_Dataset excerpt_
..............................
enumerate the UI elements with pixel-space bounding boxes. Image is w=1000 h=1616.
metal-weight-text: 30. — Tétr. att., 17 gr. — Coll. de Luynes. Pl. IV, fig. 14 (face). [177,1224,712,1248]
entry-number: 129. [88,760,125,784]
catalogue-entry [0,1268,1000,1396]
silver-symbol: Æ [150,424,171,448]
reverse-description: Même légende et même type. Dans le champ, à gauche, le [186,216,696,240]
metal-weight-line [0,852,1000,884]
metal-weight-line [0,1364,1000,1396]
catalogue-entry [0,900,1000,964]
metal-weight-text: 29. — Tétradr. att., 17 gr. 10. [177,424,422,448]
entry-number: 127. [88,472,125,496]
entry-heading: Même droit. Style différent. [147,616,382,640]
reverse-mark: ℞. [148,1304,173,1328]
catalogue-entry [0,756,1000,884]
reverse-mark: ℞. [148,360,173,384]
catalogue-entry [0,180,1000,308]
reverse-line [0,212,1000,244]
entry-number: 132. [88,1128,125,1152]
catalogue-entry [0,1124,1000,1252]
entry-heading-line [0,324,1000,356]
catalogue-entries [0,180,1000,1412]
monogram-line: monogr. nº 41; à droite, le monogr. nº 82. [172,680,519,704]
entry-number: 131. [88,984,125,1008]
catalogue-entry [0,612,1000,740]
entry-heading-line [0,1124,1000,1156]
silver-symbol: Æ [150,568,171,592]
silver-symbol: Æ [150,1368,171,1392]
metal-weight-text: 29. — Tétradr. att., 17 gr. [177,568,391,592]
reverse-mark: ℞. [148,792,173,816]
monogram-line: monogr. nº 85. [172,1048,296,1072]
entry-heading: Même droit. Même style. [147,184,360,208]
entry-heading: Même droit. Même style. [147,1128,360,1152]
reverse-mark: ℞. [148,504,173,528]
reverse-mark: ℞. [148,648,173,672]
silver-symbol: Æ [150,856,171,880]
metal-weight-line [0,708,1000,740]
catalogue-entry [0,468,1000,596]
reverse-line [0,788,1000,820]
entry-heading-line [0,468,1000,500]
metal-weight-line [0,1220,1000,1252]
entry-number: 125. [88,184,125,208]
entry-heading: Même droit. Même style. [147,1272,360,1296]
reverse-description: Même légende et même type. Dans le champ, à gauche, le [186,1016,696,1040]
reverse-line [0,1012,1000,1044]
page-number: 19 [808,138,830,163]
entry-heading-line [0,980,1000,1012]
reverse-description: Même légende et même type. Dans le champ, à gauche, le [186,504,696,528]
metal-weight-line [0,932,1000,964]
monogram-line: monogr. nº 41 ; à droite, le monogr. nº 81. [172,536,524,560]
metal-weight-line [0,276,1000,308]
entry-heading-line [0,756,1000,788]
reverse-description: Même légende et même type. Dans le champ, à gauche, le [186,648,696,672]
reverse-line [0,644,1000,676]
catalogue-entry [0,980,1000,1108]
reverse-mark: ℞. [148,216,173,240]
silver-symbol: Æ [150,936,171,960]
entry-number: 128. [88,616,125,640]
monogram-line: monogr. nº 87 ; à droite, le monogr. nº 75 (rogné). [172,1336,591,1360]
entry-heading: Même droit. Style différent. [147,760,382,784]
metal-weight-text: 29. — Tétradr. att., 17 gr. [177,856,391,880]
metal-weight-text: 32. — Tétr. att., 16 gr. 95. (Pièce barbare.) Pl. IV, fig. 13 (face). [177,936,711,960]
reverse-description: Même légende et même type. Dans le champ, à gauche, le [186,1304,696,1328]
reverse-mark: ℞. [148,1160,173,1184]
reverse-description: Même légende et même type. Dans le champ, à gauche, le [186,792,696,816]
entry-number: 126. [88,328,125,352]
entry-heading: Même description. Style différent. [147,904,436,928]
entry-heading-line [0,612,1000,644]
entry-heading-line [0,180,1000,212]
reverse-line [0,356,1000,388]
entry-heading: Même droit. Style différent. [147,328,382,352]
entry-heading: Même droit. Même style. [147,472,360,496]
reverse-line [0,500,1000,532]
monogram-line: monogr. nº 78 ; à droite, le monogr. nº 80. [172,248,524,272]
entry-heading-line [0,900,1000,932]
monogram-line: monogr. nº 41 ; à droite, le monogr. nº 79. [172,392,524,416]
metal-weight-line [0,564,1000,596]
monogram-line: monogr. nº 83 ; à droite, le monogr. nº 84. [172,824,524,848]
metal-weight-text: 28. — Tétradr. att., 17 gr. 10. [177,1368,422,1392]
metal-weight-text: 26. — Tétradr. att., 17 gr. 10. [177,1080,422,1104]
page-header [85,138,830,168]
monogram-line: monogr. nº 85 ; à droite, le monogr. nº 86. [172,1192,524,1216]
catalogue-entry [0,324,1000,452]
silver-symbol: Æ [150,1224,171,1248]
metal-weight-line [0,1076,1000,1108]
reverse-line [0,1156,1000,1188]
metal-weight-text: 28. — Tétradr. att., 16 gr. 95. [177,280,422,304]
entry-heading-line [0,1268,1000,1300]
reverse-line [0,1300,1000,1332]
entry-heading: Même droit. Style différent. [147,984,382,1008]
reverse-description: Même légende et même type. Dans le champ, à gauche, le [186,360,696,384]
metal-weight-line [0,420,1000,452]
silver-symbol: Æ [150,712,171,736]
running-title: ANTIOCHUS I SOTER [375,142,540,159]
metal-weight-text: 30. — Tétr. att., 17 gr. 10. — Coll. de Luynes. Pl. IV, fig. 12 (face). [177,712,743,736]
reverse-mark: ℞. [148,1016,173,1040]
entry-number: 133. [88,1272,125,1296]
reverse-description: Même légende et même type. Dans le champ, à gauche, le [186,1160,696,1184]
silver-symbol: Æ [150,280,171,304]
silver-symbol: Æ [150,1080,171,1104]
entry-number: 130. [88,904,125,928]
..............................
_Written task_
Return all of the rows above verbatim, keeping each line identical and in the same order.

_Solution to this exercise_
enumerate the UI elements with pixel-space bounding boxes. Image is w=1000 h=1616.
metal-weight-text: 30. — Tétr. att., 17 gr. — Coll. de Luynes. Pl. IV, fig. 14 (face). [177,1224,712,1248]
entry-number: 129. [88,760,125,784]
catalogue-entry [0,1268,1000,1396]
silver-symbol: Æ [150,424,171,448]
reverse-description: Même légende et même type. Dans le champ, à gauche, le [186,216,696,240]
metal-weight-line [0,852,1000,884]
metal-weight-line [0,1364,1000,1396]
catalogue-entry [0,900,1000,964]
metal-weight-text: 29. — Tétradr. att., 17 gr. 10. [177,424,422,448]
entry-number: 127. [88,472,125,496]
entry-heading: Même droit. Style différent. [147,616,382,640]
reverse-mark: ℞. [148,1304,173,1328]
catalogue-entry [0,756,1000,884]
reverse-mark: ℞. [148,360,173,384]
catalogue-entry [0,180,1000,308]
reverse-line [0,212,1000,244]
entry-number: 132. [88,1128,125,1152]
catalogue-entry [0,1124,1000,1252]
entry-heading-line [0,324,1000,356]
catalogue-entries [0,180,1000,1412]
monogram-line: monogr. nº 41; à droite, le monogr. nº 82. [172,680,519,704]
entry-number: 131. [88,984,125,1008]
catalogue-entry [0,612,1000,740]
entry-heading-line [0,1124,1000,1156]
silver-symbol: Æ [150,568,171,592]
silver-symbol: Æ [150,1368,171,1392]
metal-weight-text: 29. — Tétradr. att., 17 gr. [177,568,391,592]
reverse-mark: ℞. [148,792,173,816]
monogram-line: monogr. nº 85. [172,1048,296,1072]
entry-heading: Même droit. Même style. [147,184,360,208]
entry-heading: Même droit. Même style. [147,1128,360,1152]
reverse-mark: ℞. [148,504,173,528]
reverse-mark: ℞. [148,648,173,672]
silver-symbol: Æ [150,856,171,880]
metal-weight-line [0,708,1000,740]
catalogue-entry [0,468,1000,596]
reverse-line [0,788,1000,820]
entry-heading-line [0,468,1000,500]
metal-weight-line [0,1220,1000,1252]
entry-number: 125. [88,184,125,208]
entry-heading: Même droit. Même style. [147,1272,360,1296]
reverse-description: Même légende et même type. Dans le champ, à gauche, le [186,1016,696,1040]
reverse-line [0,1012,1000,1044]
page-number: 19 [808,138,830,163]
entry-heading-line [0,980,1000,1012]
reverse-description: Même légende et même type. Dans le champ, à gauche, le [186,504,696,528]
metal-weight-line [0,932,1000,964]
monogram-line: monogr. nº 41 ; à droite, le monogr. nº 81. [172,536,524,560]
metal-weight-line [0,276,1000,308]
entry-heading-line [0,756,1000,788]
reverse-description: Même légende et même type. Dans le champ, à gauche, le [186,648,696,672]
reverse-line [0,644,1000,676]
catalogue-entry [0,980,1000,1108]
reverse-mark: ℞. [148,216,173,240]
silver-symbol: Æ [150,936,171,960]
entry-number: 128. [88,616,125,640]
monogram-line: monogr. nº 87 ; à droite, le monogr. nº 75 (rogné). [172,1336,591,1360]
entry-heading: Même droit. Style différent. [147,760,382,784]
metal-weight-text: 29. — Tétradr. att., 17 gr. [177,856,391,880]
metal-weight-text: 32. — Tétr. att., 16 gr. 95. (Pièce barbare.) Pl. IV, fig. 13 (face). [177,936,711,960]
reverse-description: Même légende et même type. Dans le champ, à gauche, le [186,1304,696,1328]
reverse-mark: ℞. [148,1160,173,1184]
reverse-description: Même légende et même type. Dans le champ, à gauche, le [186,792,696,816]
entry-number: 126. [88,328,125,352]
entry-heading: Même description. Style différent. [147,904,436,928]
entry-heading-line [0,612,1000,644]
entry-heading-line [0,180,1000,212]
reverse-line [0,356,1000,388]
entry-heading: Même droit. Style différent. [147,328,382,352]
entry-heading: Même droit. Même style. [147,472,360,496]
reverse-line [0,500,1000,532]
monogram-line: monogr. nº 78 ; à droite, le monogr. nº 80. [172,248,524,272]
entry-heading-line [0,900,1000,932]
monogram-line: monogr. nº 41 ; à droite, le monogr. nº 79. [172,392,524,416]
metal-weight-line [0,564,1000,596]
monogram-line: monogr. nº 83 ; à droite, le monogr. nº 84. [172,824,524,848]
metal-weight-text: 28. — Tétradr. att., 17 gr. 10. [177,1368,422,1392]
metal-weight-text: 26. — Tétradr. att., 17 gr. 10. [177,1080,422,1104]
page-header [85,138,830,168]
monogram-line: monogr. nº 85 ; à droite, le monogr. nº 86. [172,1192,524,1216]
catalogue-entry [0,324,1000,452]
silver-symbol: Æ [150,1224,171,1248]
metal-weight-line [0,1076,1000,1108]
reverse-line [0,1156,1000,1188]
metal-weight-text: 28. — Tétradr. att., 16 gr. 95. [177,280,422,304]
entry-heading-line [0,1268,1000,1300]
reverse-line [0,1300,1000,1332]
entry-heading: Même droit. Style différent. [147,984,382,1008]
reverse-description: Même légende et même type. Dans le champ, à gauche, le [186,360,696,384]
metal-weight-line [0,420,1000,452]
silver-symbol: Æ [150,712,171,736]
running-title: ANTIOCHUS I SOTER [375,142,540,159]
metal-weight-text: 30. — Tétr. att., 17 gr. 10. — Coll. de Luynes. Pl. IV, fig. 12 (face). [177,712,743,736]
reverse-mark: ℞. [148,1016,173,1040]
entry-number: 133. [88,1272,125,1296]
reverse-description: Même légende et même type. Dans le champ, à gauche, le [186,1160,696,1184]
silver-symbol: Æ [150,280,171,304]
silver-symbol: Æ [150,1080,171,1104]
entry-number: 130. [88,904,125,928]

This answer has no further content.